▶ **Text passage**
"""

I'd like to propose @Result() as the name of the builtin. No hungarian notation; PascalCase already indicates it is a type (see @This())

digitalcreature avatar Aug 07 '23 20:08 digitalcreature

What will happen if the call site does not have a specific type, e.g. due to peer type resolution or anytype?

ghost avatar Sep 28 '23 11:09 ghost

the same you'd get with the cast builtins: error: @intCast must have a known result type and note: use @as to provide explicit result type

nektro avatar Sep 28 '23 19:09 nektro

There seem to be a lot of suggestions here on how to signal to the compiler to infer the output type of a function. Perhaps NOT specifying any output type should just mean "infer it"? It's hard to beat 0 characters as far as syntax minimalism goes.

fn build_something() {
  var something = ..;
  return something;
}

mohamed82008 avatar Feb 07 '24 19:02 mohamed82008

Yeah, just inferring is the cleanest imo.

RossComputerGuy avatar Feb 07 '24 20:02 RossComputerGuy

There seem to be a lot of suggestions here on how to signal to the compiler to infer the output type of a function. Perhaps NOT specifying any output type should just mean "infer it"? It's hard to beat 0 characters as far as syntax minimalism goes.

fn build_something() {
  var something = ..;
  return something;
}

I agree, that it's a clean option, but now you've broke one of Zig's core principle of being very readable, even by people not familiar with Zig, now If a random user want to know the possible return type of the function, he/she will have to look for every places where that function is called to try to find a type, whereas an explicit @Result() or @ReturnType() is explicit enough that anyone, can understand that this functions return type is inferred depending on the call site. Maybe I'm stupid but If I try to imagine myself going into a code-base and finding function prototype that don't return anything I'd be pretty confused about what they are doing, especially If I see a return keyword.

pierrelgol avatar Feb 07 '24 21:02 pierrelgol

I agree, that it's a clean option, but now you've broke one of Zig's core principle of being very readable

Wouldn't not specifying a type with const or var constitute the same thing?

RossComputerGuy avatar Feb 07 '24 23:02 RossComputerGuy

Wouldn't not specifying a type with const or var constitute the same thing?

Exactly, const a: anytype = f(..) is not more readable than const a = f(..), it's less writeable though.

mohamed82008 avatar Feb 08 '24 03:02 mohamed82008

There's an important distinction to make between the proposed @Result builtin and what many people would expect of inferring the return type of a function: the @Result builtin gives the function's result type (as determined by the function's callsite), not an inferred type based on the return expressions in the function itself. To give an example of where this might be confusing:

fn add(a: u32, b: u32) @Result() {
    return a + b;
}

const c = add(2, 2); // error: call to 'add' must have a known result type

(the error here is by analogy with existing builtins which rely on their result type: https://github.com/ziglang/zig/issues/16313#issuecomment-1739865764)

"""

▶ **Input for this task**
"""

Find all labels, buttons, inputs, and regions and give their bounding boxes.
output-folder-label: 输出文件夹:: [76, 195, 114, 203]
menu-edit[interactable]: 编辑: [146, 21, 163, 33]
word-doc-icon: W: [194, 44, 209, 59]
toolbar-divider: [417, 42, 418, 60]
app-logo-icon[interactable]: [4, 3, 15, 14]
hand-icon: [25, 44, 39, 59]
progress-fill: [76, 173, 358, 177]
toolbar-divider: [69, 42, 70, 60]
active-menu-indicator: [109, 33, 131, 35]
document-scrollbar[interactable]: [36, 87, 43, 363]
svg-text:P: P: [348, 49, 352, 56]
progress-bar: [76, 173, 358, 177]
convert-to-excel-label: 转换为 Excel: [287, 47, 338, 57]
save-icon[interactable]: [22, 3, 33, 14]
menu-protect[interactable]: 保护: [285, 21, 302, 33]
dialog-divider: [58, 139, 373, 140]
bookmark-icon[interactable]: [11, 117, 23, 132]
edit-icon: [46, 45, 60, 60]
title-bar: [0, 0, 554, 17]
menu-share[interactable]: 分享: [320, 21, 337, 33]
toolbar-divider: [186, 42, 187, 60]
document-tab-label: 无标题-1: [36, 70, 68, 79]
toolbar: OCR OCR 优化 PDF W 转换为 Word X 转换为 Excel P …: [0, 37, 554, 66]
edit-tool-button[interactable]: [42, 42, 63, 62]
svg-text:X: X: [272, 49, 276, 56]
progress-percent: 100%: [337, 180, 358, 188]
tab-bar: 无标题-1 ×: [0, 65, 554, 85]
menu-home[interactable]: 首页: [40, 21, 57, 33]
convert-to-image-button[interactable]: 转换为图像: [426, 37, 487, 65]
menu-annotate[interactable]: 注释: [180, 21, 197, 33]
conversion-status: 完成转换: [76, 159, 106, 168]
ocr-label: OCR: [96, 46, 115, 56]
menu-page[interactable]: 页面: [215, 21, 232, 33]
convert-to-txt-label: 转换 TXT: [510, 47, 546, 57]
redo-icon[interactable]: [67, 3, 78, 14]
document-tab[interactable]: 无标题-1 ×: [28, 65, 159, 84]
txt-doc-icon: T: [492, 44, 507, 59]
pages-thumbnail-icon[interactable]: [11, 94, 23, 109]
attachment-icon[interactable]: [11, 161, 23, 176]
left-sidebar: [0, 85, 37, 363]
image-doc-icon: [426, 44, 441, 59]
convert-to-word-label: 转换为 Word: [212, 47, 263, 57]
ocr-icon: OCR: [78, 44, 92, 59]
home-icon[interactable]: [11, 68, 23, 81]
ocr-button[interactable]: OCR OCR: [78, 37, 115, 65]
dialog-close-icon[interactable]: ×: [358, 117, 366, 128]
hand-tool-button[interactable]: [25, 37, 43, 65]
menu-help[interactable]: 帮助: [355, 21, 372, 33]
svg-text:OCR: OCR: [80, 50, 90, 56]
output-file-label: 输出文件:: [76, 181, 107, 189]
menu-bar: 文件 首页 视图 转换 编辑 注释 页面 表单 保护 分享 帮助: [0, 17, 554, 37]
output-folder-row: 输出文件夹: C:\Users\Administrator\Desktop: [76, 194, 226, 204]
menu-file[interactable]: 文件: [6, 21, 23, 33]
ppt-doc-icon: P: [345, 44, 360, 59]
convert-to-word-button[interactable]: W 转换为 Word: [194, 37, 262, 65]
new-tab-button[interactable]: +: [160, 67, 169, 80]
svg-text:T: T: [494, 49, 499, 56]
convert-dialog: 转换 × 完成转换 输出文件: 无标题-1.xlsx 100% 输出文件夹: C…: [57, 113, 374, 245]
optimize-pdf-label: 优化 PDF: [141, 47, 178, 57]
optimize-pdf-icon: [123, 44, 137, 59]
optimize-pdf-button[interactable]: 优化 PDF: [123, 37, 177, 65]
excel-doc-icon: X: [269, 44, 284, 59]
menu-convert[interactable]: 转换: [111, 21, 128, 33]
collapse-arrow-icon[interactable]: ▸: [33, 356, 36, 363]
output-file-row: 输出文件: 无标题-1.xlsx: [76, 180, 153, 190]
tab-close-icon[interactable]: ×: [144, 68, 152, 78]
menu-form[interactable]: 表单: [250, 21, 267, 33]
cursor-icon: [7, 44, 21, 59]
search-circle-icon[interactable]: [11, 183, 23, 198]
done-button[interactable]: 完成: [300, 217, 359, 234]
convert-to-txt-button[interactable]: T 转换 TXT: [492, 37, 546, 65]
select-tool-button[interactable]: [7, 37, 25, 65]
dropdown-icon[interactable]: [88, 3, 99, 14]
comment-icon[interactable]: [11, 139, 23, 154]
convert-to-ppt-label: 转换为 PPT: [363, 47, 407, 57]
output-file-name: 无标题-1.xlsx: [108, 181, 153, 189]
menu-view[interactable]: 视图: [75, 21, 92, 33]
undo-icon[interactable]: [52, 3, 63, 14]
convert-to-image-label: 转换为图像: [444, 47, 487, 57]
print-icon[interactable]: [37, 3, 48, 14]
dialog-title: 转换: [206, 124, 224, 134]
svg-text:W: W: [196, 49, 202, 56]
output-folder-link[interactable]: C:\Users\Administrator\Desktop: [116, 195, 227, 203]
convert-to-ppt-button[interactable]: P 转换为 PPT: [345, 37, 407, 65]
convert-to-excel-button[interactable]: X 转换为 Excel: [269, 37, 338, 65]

"""

▶ **Set tasks**
- a) Retype the rows word for word, covering the stretch from the first row through the line containing "svg-text:X: X: [272, 49, 276, 56]".
- b) Extend the discussion of Zig's proposed @Result builtin with the next reply in the thread.
The thread above and the rows have no connection to each other.

▶ **Answers**
- a)
Find all labels, buttons, inputs, and regions and give their bounding boxes.
output-folder-label: 输出文件夹:: [76, 195, 114, 203]
menu-edit[interactable]: 编辑: [146, 21, 163, 33]
word-doc-icon: W: [194, 44, 209, 59]
toolbar-divider: [417, 42, 418, 60]
app-logo-icon[interactable]: [4, 3, 15, 14]
hand-icon: [25, 44, 39, 59]
progress-fill: [76, 173, 358, 177]
toolbar-divider: [69, 42, 70, 60]
active-menu-indicator: [109, 33, 131, 35]
document-scrollbar[interactable]: [36, 87, 43, 363]
svg-text:P: P: [348, 49, 352, 56]
progress-bar: [76, 173, 358, 177]
convert-to-excel-label: 转换为 Excel: [287, 47, 338, 57]
save-icon[interactable]: [22, 3, 33, 14]
menu-protect[interactable]: 保护: [285, 21, 302, 33]
dialog-divider: [58, 139, 373, 140]
bookmark-icon[interactable]: [11, 117, 23, 132]
edit-icon: [46, 45, 60, 60]
title-bar: [0, 0, 554, 17]
menu-share[interactable]: 分享: [320, 21, 337, 33]
toolbar-divider: [186, 42, 187, 60]
document-tab-label: 无标题-1: [36, 70, 68, 79]
toolbar: OCR OCR 优化 PDF W 转换为 Word X 转换为 Excel P …: [0, 37, 554, 66]
edit-tool-button[interactable]: [42, 42, 63, 62]
svg-text:X: X: [272, 49, 276, 56]

- b)
If defining a function without any return type had this behavior, it would be very confusing for new users who might expect the return type to be inferred as u32, or who just forgot to write the return type and are then confronted with a bizarre and unexpected error at the callsite of the function (rather than at its definition).

Additionally, regardless of how the return type is written for such functions (omitted, anytype, etc.), the @Result() builtin (or something equivalent) would still be needed to access the result type from within the function body. For example, implementing parseInt using an inferred result type (as in the original proposal description) would require the use of @Result() in the function body to determine what type of integer needs to be parsed.

ianprime0509 avatar Feb 08 '24 04:02 ianprime0509

My hope is that the following would work.

fn add(a: u32, b: u32) {
    return a + b;
}

const c = add(2, 2); 

In this case, the compiler knows that add can only accept u32s as inputs so the comptime_ints at call-site will be cast to that type. The compiler also knows that add can only return u32 so when I assign its output to c, c can never (in a non-confusing world) be anything but u32. If I can do this logic in my head, then so can the compiler. Of course, the effect of this on compilation speed needs to be determined. It also gets trickier when the input to the function is anytype, comptime_int or comptime_float in which the case the output type may be ambiguous and a call-site type declaration or explicit casting may be necessary to resolve this ambiguity.

In some ways, making the above piece of code work is orthogonal to (and perhaps easier than) being able to access the inferred output type in the function body itself with @Result(). This is because if the code in the function body depends on the inferred output type and the inferred output type itself naturally depends on the code in the function body, then there is a circular dependence. This is probably a recipe for trouble.

mohamed82008 avatar Feb 08 '24 04:02 mohamed82008

This proposal is not really about inference of function return types by their body contents. If you have suggestions around that, that might belong in a different proposal.

The goal of this proposal is to enable callsite-inferred generics. I think it's important to keep the anytype in the function signature to signal that this is a generic function. Moving the anytype from the list of parameters to the return type in the function declaration doesn't lose readability IMO, plus it gains inference ergonomics (and arguably readability) at the callsite. Changes to builtins in the last year allowed for more readable casts, for example, and this proposal is just about enabling those same semantics in non-builtin user code.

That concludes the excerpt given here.